## Extracted data entries

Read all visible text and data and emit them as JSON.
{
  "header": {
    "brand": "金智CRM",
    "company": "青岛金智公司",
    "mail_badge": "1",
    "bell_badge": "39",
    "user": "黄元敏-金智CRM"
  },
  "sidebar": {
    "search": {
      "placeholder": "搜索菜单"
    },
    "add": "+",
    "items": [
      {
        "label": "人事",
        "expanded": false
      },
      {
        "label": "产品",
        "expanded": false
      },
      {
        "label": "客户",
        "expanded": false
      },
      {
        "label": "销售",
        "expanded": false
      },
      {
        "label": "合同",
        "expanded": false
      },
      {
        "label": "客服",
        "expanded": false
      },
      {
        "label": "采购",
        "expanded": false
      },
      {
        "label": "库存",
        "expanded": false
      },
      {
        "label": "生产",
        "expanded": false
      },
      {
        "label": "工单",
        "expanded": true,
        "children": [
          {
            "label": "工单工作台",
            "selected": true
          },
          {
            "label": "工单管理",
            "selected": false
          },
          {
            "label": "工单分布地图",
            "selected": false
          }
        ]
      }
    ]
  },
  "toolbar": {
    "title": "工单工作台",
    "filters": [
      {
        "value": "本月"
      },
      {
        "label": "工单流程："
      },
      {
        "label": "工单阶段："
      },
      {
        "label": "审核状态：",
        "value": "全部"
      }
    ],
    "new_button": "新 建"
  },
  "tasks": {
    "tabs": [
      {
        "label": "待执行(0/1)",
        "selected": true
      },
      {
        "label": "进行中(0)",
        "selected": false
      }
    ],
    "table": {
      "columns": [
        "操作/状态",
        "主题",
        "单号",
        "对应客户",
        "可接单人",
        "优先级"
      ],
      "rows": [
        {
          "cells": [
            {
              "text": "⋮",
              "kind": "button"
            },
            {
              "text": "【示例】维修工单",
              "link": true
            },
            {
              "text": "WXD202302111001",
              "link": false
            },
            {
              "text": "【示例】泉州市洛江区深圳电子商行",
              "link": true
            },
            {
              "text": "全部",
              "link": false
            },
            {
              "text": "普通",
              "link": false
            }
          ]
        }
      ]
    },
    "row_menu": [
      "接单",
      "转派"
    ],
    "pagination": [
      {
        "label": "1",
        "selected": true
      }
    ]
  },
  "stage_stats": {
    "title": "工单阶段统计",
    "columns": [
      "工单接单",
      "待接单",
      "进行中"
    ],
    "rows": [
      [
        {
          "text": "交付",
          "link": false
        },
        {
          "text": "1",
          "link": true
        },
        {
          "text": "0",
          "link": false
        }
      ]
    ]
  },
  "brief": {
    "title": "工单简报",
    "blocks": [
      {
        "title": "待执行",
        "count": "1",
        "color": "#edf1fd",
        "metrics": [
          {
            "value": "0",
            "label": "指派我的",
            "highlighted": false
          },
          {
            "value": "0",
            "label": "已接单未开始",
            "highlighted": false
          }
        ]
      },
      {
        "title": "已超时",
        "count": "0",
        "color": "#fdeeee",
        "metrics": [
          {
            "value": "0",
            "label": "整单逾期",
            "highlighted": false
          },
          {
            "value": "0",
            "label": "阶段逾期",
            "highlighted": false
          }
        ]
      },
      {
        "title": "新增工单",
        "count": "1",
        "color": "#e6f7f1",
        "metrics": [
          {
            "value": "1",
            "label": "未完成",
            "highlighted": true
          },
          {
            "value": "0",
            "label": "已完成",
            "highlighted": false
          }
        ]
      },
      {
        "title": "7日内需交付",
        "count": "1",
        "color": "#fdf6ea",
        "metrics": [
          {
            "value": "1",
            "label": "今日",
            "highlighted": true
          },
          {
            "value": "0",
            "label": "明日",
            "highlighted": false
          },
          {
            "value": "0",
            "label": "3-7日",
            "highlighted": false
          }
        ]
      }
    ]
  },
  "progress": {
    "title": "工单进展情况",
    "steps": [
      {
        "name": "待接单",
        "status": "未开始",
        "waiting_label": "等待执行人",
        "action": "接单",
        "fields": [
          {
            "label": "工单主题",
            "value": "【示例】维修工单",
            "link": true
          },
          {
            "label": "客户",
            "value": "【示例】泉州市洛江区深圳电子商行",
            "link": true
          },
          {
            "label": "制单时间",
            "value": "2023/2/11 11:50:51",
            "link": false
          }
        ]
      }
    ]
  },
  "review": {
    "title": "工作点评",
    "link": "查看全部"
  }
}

## Problem statement
Retype every entry above, word for word.

## Task response
Read all visible text and data and emit them as JSON.
{
  "header": {
    "brand": "金智CRM",
    "company": "青岛金智公司",
    "mail_badge": "1",
    "bell_badge": "39",
    "user": "黄元敏-金智CRM"
  },
  "sidebar": {
    "search": {
      "placeholder": "搜索菜单"
    },
    "add": "+",
    "items": [
      {
        "label": "人事",
        "expanded": false
      },
      {
        "label": "产品",
        "expanded": false
      },
      {
        "label": "客户",
        "expanded": false
      },
      {
        "label": "销售",
        "expanded": false
      },
      {
        "label": "合同",
        "expanded": false
      },
      {
        "label": "客服",
        "expanded": false
      },
      {
        "label": "采购",
        "expanded": false
      },
      {
        "label": "库存",
        "expanded": false
      },
      {
        "label": "生产",
        "expanded": false
      },
      {
        "label": "工单",
        "expanded": true,
        "children": [
          {
            "label": "工单工作台",
            "selected": true
          },
          {
            "label": "工单管理",
            "selected": false
          },
          {
            "label": "工单分布地图",
            "selected": false
          }
        ]
      }
    ]
  },
  "toolbar": {
    "title": "工单工作台",
    "filters": [
      {
        "value": "本月"
      },
      {
        "label": "工单流程："
      },
      {
        "label": "工单阶段："
      },
      {
        "label": "审核状态：",
        "value": "全部"
      }
    ],
    "new_button": "新 建"
  },
  "tasks": {
    "tabs": [
      {
        "label": "待执行(0/1)",
        "selected": true
      },
      {
        "label": "进行中(0)",
        "selected": false
      }
    ],
    "table": {
      "columns": [
        "操作/状态",
        "主题",
        "单号",
        "对应客户",
        "可接单人",
        "优先级"
      ],
      "rows": [
        {
          "cells": [
            {
              "text": "⋮",
              "kind": "button"
            },
            {
              "text": "【示例】维修工单",
              "link": true
            },
            {
              "text": "WXD202302111001",
              "link": false
            },
            {
              "text": "【示例】泉州市洛江区深圳电子商行",
              "link": true
            },
            {
              "text": "全部",
              "link": false
            },
            {
              "text": "普通",
              "link": false
            }
          ]
        }
      ]
    },
    "row_menu": [
      "接单",
      "转派"
    ],
    "pagination": [
      {
        "label": "1",
        "selected": true
      }
    ]
  },
  "stage_stats": {
    "title": "工单阶段统计",
    "columns": [
      "工单接单",
      "待接单",
      "进行中"
    ],
    "rows": [
      [
        {
          "text": "交付",
          "link": false
        },
        {
          "text": "1",
          "link": true
        },
        {
          "text": "0",
          "link": false
        }
      ]
    ]
  },
  "brief": {
    "title": "工单简报",
    "blocks": [
      {
        "title": "待执行",
        "count": "1",
        "color": "#edf1fd",
        "metrics": [
          {
            "value": "0",
            "label": "指派我的",
            "highlighted": false
          },
          {
            "value": "0",
            "label": "已接单未开始",
            "highlighted": false
          }
        ]
      },
      {
        "title": "已超时",
        "count": "0",
        "color": "#fdeeee",
        "metrics": [
          {
            "value": "0",
            "label": "整单逾期",
            "highlighted": false
          },
          {
            "value": "0",
            "label": "阶段逾期",
            "highlighted": false
          }
        ]
      },
      {
        "title": "新增工单",
        "count": "1",
        "color": "#e6f7f1",
        "metrics": [
          {
            "value": "1",
            "label": "未完成",
            "highlighted": true
          },
          {
            "value": "0",
            "label": "已完成",
            "highlighted": false
          }
        ]
      },
      {
        "title": "7日内需交付",
        "count": "1",
        "color": "#fdf6ea",
        "metrics": [
          {
            "value": "1",
            "label": "今日",
            "highlighted": true
          },
          {
            "value": "0",
            "label": "明日",
            "highlighted": false
          },
          {
            "value": "0",
            "label": "3-7日",
            "highlighted": false
          }
        ]
      }
    ]
  },
  "progress": {
    "title": "工单进展情况",
    "steps": [
      {
        "name": "待接单",
        "status": "未开始",
        "waiting_label": "等待执行人",
        "action": "接单",
        "fields": [
          {
            "label": "工单主题",
            "value": "【示例】维修工单",
            "link": true
          },
          {
            "label": "客户",
            "value": "【示例】泉州市洛江区深圳电子商行",
            "link": true
          },
          {
            "label": "制单时间",
            "value": "2023/2/11 11:50:51",
            "link": false
          }
        ]
      }
    ]
  },
  "review": {
    "title": "工作点评",
    "link": "查看全部"
  }
}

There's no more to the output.